Job ->
List each line of the data that holds the string "frontline", please.

Extracted entries ->
-*-*-

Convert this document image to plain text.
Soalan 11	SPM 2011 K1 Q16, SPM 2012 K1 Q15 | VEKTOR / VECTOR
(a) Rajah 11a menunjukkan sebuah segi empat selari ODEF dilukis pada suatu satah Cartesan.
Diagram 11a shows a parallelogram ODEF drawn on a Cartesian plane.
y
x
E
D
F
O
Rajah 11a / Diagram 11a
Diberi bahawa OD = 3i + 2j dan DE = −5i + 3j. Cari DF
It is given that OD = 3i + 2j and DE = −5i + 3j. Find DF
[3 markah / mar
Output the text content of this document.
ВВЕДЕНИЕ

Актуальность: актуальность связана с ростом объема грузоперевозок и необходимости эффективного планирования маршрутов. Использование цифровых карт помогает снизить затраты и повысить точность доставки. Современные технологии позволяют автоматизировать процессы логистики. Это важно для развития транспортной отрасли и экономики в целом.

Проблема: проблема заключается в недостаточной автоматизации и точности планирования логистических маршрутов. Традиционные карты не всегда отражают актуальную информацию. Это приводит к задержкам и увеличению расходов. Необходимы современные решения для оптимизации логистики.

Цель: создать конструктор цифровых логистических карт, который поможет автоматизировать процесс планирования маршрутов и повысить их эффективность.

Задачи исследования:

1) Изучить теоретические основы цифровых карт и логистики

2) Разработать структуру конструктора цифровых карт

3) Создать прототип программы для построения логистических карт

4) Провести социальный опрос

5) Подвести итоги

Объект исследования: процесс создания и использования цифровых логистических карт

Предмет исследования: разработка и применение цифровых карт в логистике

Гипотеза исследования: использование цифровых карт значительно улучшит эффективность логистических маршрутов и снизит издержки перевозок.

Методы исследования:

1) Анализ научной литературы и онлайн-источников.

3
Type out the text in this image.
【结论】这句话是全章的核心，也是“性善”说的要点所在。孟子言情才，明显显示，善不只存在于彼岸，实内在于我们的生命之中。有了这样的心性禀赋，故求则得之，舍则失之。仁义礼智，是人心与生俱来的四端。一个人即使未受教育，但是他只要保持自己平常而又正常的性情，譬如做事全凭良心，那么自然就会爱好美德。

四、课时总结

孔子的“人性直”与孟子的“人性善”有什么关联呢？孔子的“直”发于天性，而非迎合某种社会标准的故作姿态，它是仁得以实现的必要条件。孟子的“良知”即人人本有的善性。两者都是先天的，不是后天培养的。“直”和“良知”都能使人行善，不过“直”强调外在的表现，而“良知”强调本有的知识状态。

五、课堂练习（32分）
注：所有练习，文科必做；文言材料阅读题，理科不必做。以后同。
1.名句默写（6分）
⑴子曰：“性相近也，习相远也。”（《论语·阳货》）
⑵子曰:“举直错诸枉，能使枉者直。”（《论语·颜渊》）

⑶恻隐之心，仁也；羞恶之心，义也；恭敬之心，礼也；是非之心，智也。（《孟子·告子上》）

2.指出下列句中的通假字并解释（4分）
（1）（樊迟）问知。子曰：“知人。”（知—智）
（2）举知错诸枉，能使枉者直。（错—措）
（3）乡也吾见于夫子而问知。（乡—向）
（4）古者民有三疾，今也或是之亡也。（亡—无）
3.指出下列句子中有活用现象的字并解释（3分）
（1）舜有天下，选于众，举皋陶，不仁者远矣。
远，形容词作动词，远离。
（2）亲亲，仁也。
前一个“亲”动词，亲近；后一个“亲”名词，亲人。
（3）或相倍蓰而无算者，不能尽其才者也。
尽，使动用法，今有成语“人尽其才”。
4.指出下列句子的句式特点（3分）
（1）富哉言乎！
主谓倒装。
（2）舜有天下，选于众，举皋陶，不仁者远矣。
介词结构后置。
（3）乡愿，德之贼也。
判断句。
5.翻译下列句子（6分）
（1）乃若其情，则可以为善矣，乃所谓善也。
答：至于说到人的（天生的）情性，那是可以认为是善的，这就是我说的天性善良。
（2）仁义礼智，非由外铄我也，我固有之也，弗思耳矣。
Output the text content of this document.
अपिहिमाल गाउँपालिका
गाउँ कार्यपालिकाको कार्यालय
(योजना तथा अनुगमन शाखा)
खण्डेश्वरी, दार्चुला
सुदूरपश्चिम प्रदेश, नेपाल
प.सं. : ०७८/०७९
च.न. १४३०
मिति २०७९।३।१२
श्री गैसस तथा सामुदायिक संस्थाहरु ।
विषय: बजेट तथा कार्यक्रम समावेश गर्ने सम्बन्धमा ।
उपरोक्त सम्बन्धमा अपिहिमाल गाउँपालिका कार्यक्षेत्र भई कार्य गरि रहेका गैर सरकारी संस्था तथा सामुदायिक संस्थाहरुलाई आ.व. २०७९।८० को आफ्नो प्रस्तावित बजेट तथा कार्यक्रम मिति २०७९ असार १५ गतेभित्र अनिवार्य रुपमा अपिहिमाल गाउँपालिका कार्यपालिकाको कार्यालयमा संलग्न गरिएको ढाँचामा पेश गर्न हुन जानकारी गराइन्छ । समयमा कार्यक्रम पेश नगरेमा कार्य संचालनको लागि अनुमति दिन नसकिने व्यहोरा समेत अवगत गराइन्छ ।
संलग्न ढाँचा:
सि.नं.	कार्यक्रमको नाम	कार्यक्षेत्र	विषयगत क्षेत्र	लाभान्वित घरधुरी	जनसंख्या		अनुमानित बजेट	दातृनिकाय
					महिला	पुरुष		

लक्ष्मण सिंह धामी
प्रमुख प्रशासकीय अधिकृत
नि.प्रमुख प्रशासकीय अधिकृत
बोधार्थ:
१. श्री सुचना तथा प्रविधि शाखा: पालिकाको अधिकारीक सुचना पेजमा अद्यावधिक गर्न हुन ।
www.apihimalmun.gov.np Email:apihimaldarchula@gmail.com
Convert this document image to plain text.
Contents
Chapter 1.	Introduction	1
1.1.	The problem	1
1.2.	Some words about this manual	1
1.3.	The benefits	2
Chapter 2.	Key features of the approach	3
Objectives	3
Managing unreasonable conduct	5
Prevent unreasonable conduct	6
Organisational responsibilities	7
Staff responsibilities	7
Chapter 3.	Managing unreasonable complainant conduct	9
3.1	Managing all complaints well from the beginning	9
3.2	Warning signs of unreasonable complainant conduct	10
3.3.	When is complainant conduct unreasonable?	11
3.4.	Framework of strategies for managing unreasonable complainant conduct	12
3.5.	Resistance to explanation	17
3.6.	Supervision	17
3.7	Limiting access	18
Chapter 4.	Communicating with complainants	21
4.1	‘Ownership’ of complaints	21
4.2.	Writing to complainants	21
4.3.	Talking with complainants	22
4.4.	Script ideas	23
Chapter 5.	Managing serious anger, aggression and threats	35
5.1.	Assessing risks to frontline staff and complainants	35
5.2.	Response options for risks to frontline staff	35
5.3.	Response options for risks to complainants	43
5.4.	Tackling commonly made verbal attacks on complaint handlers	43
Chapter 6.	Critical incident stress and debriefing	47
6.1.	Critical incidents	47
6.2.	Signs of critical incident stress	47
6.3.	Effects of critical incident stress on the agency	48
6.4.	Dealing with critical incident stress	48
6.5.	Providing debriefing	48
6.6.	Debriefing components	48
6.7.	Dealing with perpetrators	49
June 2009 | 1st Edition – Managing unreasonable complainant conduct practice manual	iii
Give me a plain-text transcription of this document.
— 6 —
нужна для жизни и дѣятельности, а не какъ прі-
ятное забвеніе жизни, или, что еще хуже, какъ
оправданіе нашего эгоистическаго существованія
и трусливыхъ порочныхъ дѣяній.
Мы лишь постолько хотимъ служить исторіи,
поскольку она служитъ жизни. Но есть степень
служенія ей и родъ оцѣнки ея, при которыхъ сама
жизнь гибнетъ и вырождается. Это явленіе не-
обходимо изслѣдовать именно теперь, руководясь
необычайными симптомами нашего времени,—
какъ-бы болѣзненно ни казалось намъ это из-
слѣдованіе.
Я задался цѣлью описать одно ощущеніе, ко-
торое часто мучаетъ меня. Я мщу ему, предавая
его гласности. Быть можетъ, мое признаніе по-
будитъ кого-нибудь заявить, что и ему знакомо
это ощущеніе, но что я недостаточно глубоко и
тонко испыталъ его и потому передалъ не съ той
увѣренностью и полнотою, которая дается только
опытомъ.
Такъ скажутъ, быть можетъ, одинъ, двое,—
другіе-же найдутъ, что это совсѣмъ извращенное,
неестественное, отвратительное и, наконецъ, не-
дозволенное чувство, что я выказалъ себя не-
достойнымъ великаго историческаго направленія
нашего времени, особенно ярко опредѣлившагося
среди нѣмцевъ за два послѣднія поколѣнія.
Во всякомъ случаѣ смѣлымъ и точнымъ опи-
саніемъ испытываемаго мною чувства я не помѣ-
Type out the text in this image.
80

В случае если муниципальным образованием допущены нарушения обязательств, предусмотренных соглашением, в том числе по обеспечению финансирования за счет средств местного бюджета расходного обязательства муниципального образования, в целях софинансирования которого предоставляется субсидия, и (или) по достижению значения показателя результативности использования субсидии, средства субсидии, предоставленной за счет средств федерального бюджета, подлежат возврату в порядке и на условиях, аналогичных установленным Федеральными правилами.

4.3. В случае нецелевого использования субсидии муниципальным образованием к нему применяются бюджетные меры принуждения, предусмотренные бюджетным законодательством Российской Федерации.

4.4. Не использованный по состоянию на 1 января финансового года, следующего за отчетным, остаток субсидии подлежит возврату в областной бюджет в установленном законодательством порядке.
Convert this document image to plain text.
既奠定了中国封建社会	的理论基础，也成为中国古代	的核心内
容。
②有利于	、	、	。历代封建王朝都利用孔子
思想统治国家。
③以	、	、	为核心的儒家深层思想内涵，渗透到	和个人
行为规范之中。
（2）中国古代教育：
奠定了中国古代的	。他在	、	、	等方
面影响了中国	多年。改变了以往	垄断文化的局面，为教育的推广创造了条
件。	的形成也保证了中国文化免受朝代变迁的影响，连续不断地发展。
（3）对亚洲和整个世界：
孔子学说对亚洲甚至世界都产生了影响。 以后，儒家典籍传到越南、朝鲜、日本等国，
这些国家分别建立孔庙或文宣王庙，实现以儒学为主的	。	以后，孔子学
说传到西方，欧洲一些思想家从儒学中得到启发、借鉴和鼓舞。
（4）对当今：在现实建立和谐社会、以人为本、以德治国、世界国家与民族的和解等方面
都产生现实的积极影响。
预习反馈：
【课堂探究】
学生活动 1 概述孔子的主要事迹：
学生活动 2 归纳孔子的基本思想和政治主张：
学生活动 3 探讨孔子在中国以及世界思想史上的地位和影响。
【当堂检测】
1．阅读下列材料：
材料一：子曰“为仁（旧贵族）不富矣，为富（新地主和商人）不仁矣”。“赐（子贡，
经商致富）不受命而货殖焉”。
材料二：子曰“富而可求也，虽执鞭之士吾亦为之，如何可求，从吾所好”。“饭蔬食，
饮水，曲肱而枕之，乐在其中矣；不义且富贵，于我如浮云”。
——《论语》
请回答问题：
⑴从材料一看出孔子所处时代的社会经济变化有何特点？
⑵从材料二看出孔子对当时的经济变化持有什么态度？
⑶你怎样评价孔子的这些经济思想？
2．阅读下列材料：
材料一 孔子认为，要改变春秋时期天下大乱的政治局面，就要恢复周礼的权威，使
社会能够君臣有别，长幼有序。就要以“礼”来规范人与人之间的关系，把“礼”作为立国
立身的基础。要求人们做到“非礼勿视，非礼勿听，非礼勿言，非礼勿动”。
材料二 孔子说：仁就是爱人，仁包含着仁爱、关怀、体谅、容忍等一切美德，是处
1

-*-*-

Result of this exercise ->
5.1.	Assessing risks to frontline staff and complainants	35
5.2.	Response options for risks to frontline staff	35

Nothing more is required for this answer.